**GIVEN INFORMATION**

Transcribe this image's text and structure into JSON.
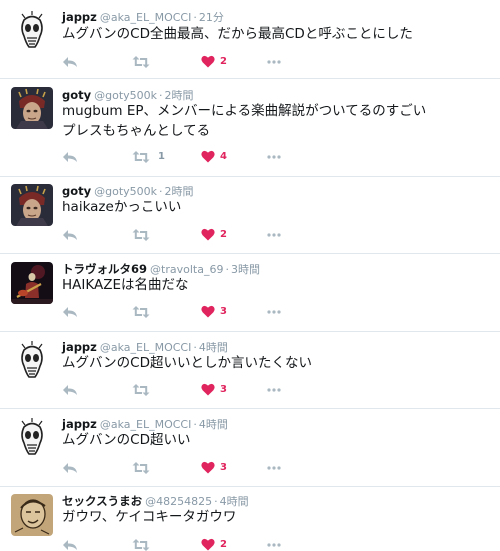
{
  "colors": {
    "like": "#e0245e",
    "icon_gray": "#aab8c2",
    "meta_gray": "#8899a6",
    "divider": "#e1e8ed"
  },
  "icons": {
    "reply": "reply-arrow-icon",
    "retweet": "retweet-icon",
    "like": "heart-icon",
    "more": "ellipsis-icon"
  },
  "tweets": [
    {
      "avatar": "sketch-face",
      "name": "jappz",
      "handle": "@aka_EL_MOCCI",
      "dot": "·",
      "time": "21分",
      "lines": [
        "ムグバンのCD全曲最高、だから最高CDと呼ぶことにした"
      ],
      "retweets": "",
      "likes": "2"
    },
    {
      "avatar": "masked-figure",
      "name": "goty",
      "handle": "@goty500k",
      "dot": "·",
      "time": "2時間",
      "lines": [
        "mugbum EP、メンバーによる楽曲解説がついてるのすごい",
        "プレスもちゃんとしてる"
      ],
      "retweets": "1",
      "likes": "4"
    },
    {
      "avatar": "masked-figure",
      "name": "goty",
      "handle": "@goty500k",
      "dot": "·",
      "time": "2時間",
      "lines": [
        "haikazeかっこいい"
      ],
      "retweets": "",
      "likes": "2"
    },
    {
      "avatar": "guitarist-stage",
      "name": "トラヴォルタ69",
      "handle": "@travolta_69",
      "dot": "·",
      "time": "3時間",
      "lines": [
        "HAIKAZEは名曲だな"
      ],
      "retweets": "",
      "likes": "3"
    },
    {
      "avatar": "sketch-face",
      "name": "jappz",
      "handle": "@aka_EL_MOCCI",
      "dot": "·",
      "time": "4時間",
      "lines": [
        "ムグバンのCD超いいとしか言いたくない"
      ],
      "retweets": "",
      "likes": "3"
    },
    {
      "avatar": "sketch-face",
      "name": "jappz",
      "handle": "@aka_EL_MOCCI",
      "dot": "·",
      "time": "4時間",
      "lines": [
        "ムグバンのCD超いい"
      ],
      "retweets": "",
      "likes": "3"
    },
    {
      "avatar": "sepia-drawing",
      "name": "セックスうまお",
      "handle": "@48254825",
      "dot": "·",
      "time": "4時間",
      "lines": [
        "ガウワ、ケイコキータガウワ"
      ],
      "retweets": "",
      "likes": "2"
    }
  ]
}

**DIRECTIVE**
Restate each of the entries above word for word and skip every image.

**FULL RESPONSE**
Transcribe this image's text and structure into JSON.
{
  "colors": {
    "like": "#e0245e",
    "icon_gray": "#aab8c2",
    "meta_gray": "#8899a6",
    "divider": "#e1e8ed"
  },
  "icons": {
    "reply": "reply-arrow-icon",
    "retweet": "retweet-icon",
    "like": "heart-icon",
    "more": "ellipsis-icon"
  },
  "tweets": [
    {
      "avatar": "sketch-face",
      "name": "jappz",
      "handle": "@aka_EL_MOCCI",
      "dot": "·",
      "time": "21分",
      "lines": [
        "ムグバンのCD全曲最高、だから最高CDと呼ぶことにした"
      ],
      "retweets": "",
      "likes": "2"
    },
    {
      "avatar": "masked-figure",
      "name": "goty",
      "handle": "@goty500k",
      "dot": "·",
      "time": "2時間",
      "lines": [
        "mugbum EP、メンバーによる楽曲解説がついてるのすごい",
        "プレスもちゃんとしてる"
      ],
      "retweets": "1",
      "likes": "4"
    },
    {
      "avatar": "masked-figure",
      "name": "goty",
      "handle": "@goty500k",
      "dot": "·",
      "time": "2時間",
      "lines": [
        "haikazeかっこいい"
      ],
      "retweets": "",
      "likes": "2"
    },
    {
      "avatar": "guitarist-stage",
      "name": "トラヴォルタ69",
      "handle": "@travolta_69",
      "dot": "·",
      "time": "3時間",
      "lines": [
        "HAIKAZEは名曲だな"
      ],
      "retweets": "",
      "likes": "3"
    },
    {
      "avatar": "sketch-face",
      "name": "jappz",
      "handle": "@aka_EL_MOCCI",
      "dot": "·",
      "time": "4時間",
      "lines": [
        "ムグバンのCD超いいとしか言いたくない"
      ],
      "retweets": "",
      "likes": "3"
    },
    {
      "avatar": "sketch-face",
      "name": "jappz",
      "handle": "@aka_EL_MOCCI",
      "dot": "·",
      "time": "4時間",
      "lines": [
        "ムグバンのCD超いい"
      ],
      "retweets": "",
      "likes": "3"
    },
    {
      "avatar": "sepia-drawing",
      "name": "セックスうまお",
      "handle": "@48254825",
      "dot": "·",
      "time": "4時間",
      "lines": [
        "ガウワ、ケイコキータガウワ"
      ],
      "retweets": "",
      "likes": "2"
    }
  ]
}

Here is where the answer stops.